Dataset items:
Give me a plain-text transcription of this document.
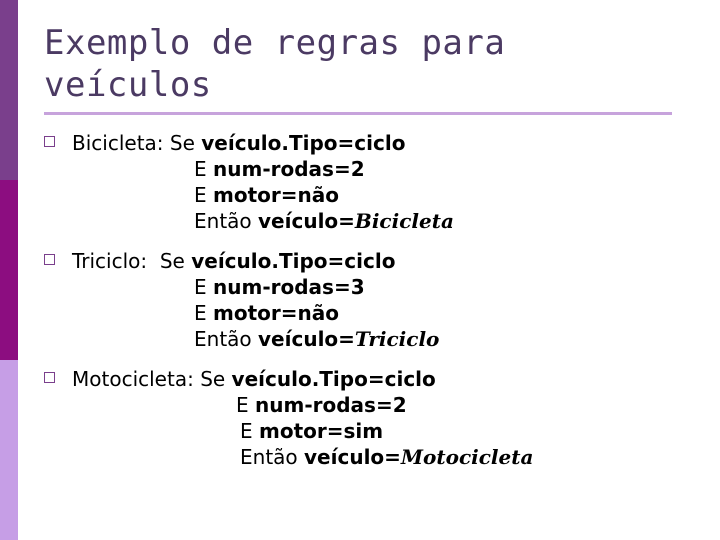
Exemplo de regras para
veículos
Bicicleta: Se veículo.Tipo=ciclo
E num-rodas=2
E motor=não
Então veículo=Bicicleta
Triciclo: Se veículo.Tipo=ciclo
E num-rodas=3
E motor=não
Então veículo=Triciclo
Motocicleta: Se veículo.Tipo=ciclo
E num-rodas=2
E motor=sim
Então veículo=Motocicleta
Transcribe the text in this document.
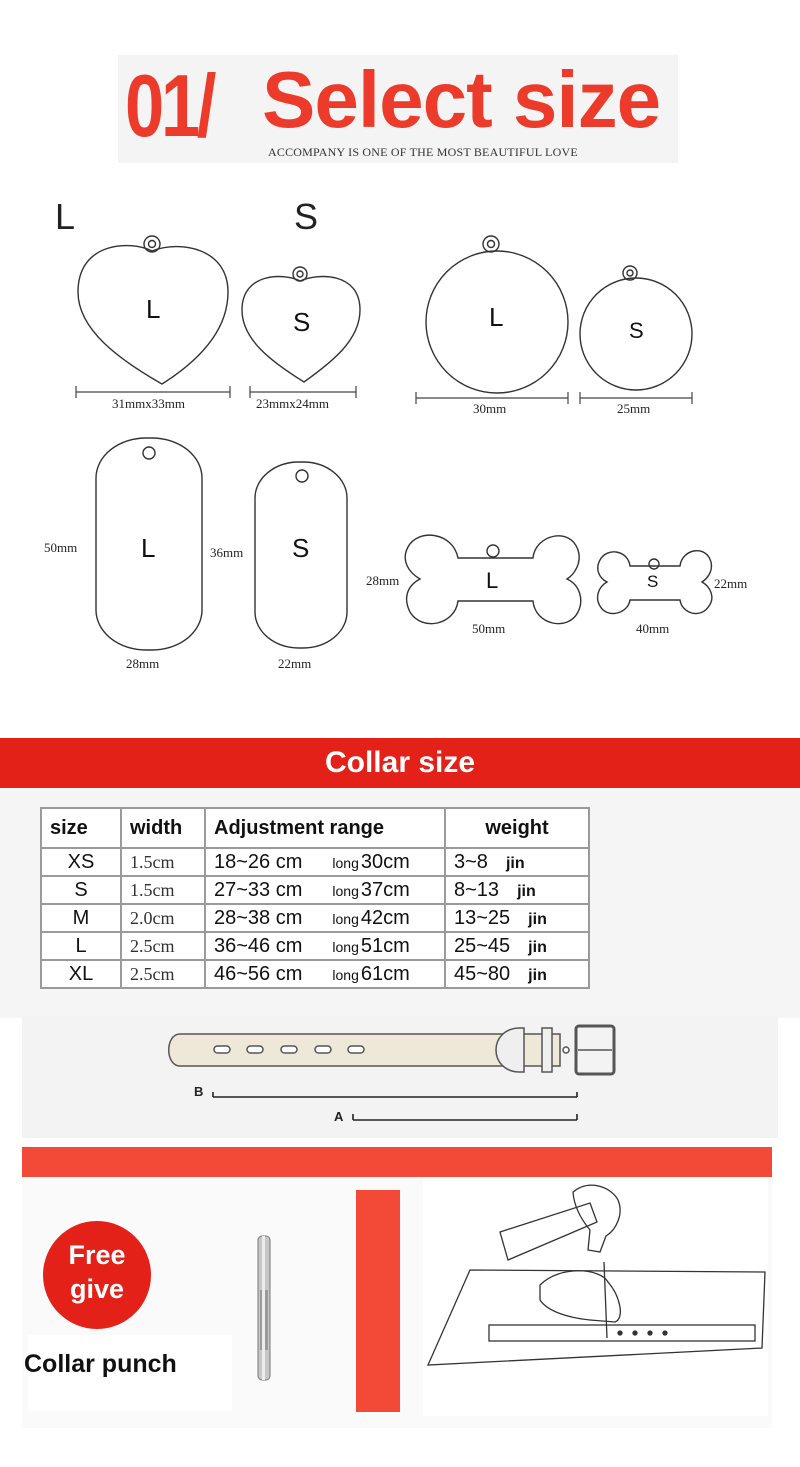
01/ Select size
ACCOMPANY IS ONE OF THE MOST BEAUTIFUL LOVE
L	S
L	S	L	S
L	S
L	S
31mmx33mm	23mmx24mm	30mm	25mm
50mm
28mm
36mm
22mm
28mm
50mm
22mm
40mm
Collar size
size	width	Adjustment range	weight
XS	1.5cm	18~26 cm long 30cm	3~8 jin
S	1.5cm	27~33 cm long 37cm	8~13 jin
M	2.0cm	28~38 cm long 42cm	13~25 jin
L	2.5cm	36~46 cm long 51cm	25~45 jin
XL	2.5cm	46~56 cm long 61cm	45~80 jin
B
A
Free
give
Collar punch
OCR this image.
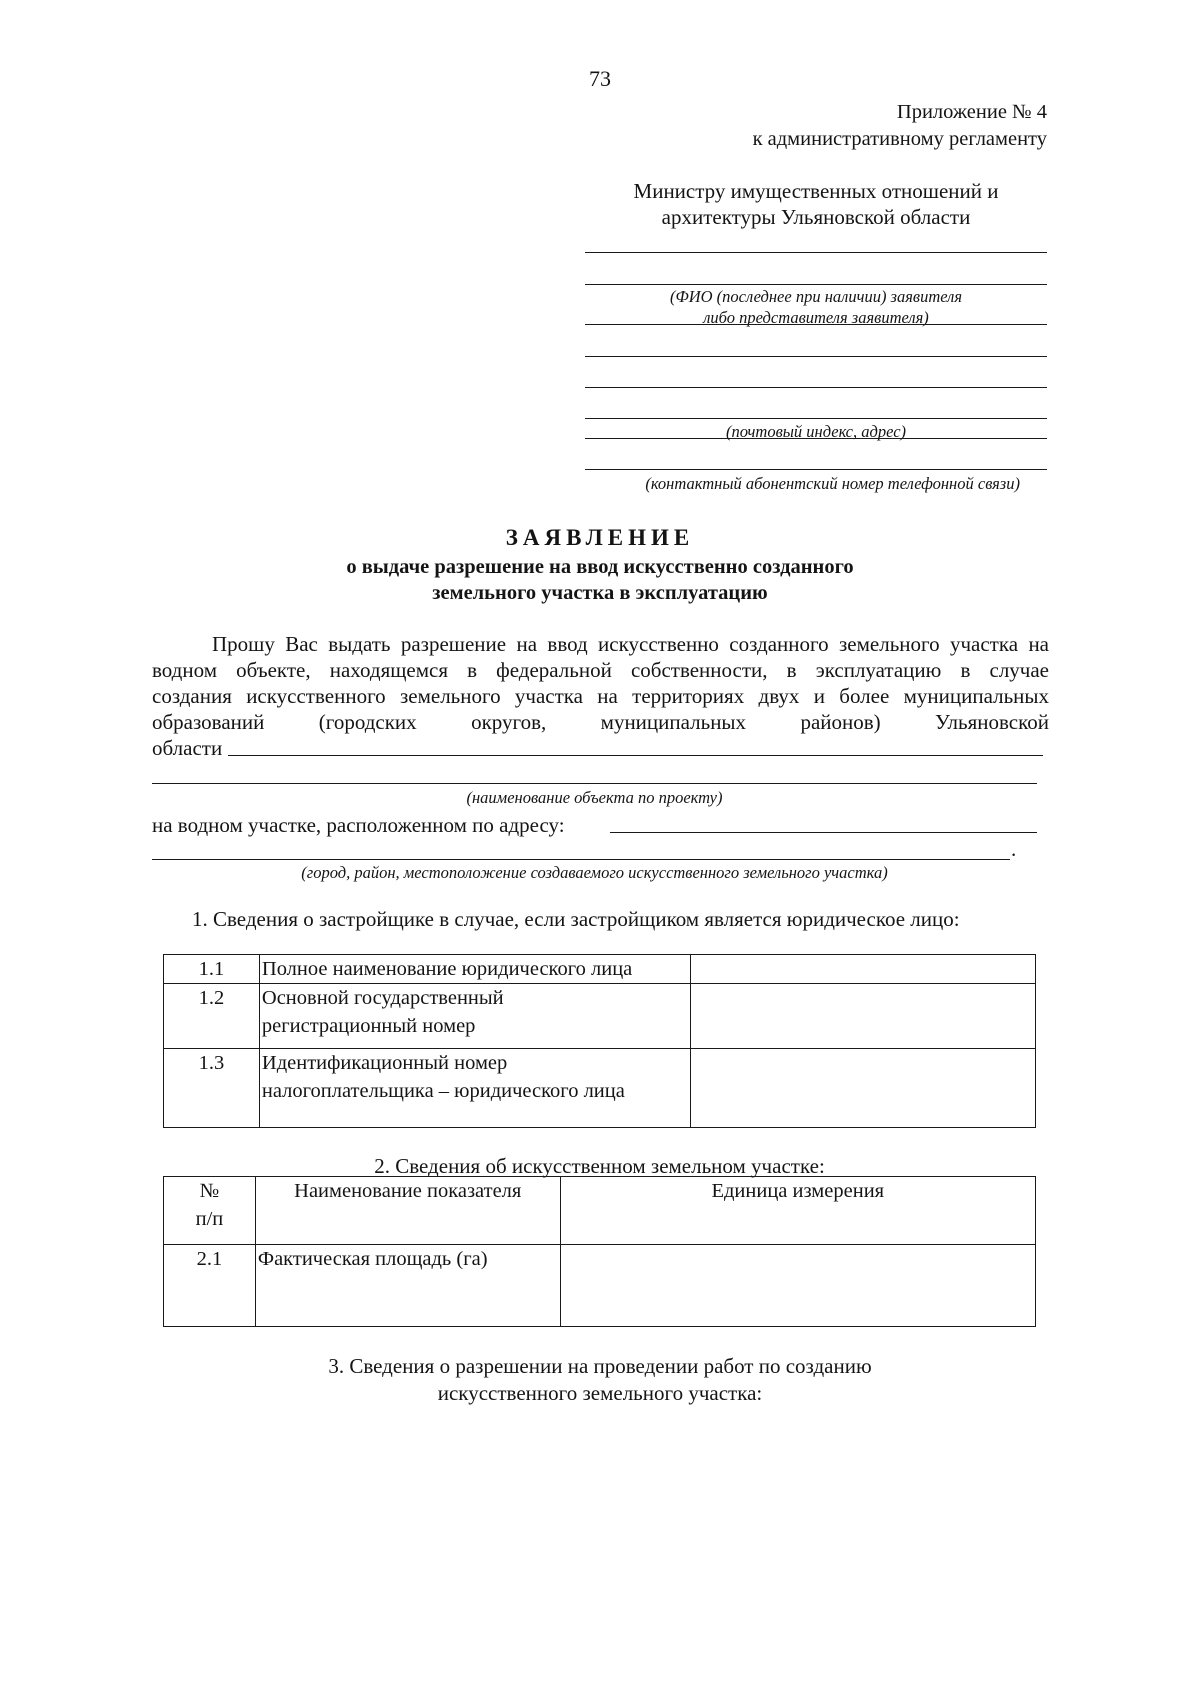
73
Приложение № 4
к административному регламенту
Министру имущественных отношений и
архитектуры Ульяновской области
(ФИО (последнее при наличии) заявителя
либо представителя заявителя)
(почтовый индекс, адрес)
(контактный абонентский номер телефонной связи)
ЗАЯВЛЕНИЕ
о выдаче разрешение на ввод искусственно созданного
земельного участка в эксплуатацию
Прошу Вас выдать разрешение на ввод искусственно созданного земельного участка на
водном объекте, находящемся в федеральной собственности, в эксплуатацию в случае
создания искусственного земельного участка на территориях двух и более муниципальных
образований	(городских	округов,	муниципальных	районов)	Ульяновской
области
(наименование объекта по проекту)
на водном участке, расположенном по адресу:
.
(город, район, местоположение создаваемого искусственного земельного участка)
1. Сведения о застройщике в случае, если застройщиком является юридическое лицо:
1.1	Полное наименование юридического лица	
1.2	Основной государственный
регистрационный номер	

1.3	Идентификационный номер
налогоплательщика – юридического лица	

2. Сведения об искусственном земельном участке:
№
п/п	Наименование показателя	Единица измерения
2.1	Фактическая площадь (га)	
3. Сведения о разрешении на проведении работ по созданию
искусственного земельного участка:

EXERCISE:
The lines from the one holding "OCR this image." through the end of the material above are to be echoed exactly, both ends included. Do not include pictures.

ANSWER TO THE TASK:
OCR this image.
73
Приложение № 4
к административному регламенту
Министру имущественных отношений и
архитектуры Ульяновской области
(ФИО (последнее при наличии) заявителя
либо представителя заявителя)
(почтовый индекс, адрес)
(контактный абонентский номер телефонной связи)
ЗАЯВЛЕНИЕ
о выдаче разрешение на ввод искусственно созданного
земельного участка в эксплуатацию
Прошу Вас выдать разрешение на ввод искусственно созданного земельного участка на
водном объекте, находящемся в федеральной собственности, в эксплуатацию в случае
создания искусственного земельного участка на территориях двух и более муниципальных
образований	(городских	округов,	муниципальных	районов)	Ульяновской
области
(наименование объекта по проекту)
на водном участке, расположенном по адресу:
.
(город, район, местоположение создаваемого искусственного земельного участка)
1. Сведения о застройщике в случае, если застройщиком является юридическое лицо:
1.1	Полное наименование юридического лица	
1.2	Основной государственный
регистрационный номер	

1.3	Идентификационный номер
налогоплательщика – юридического лица	

2. Сведения об искусственном земельном участке:
№
п/п	Наименование показателя	Единица измерения
2.1	Фактическая площадь (га)	
3. Сведения о разрешении на проведении работ по созданию
искусственного земельного участка:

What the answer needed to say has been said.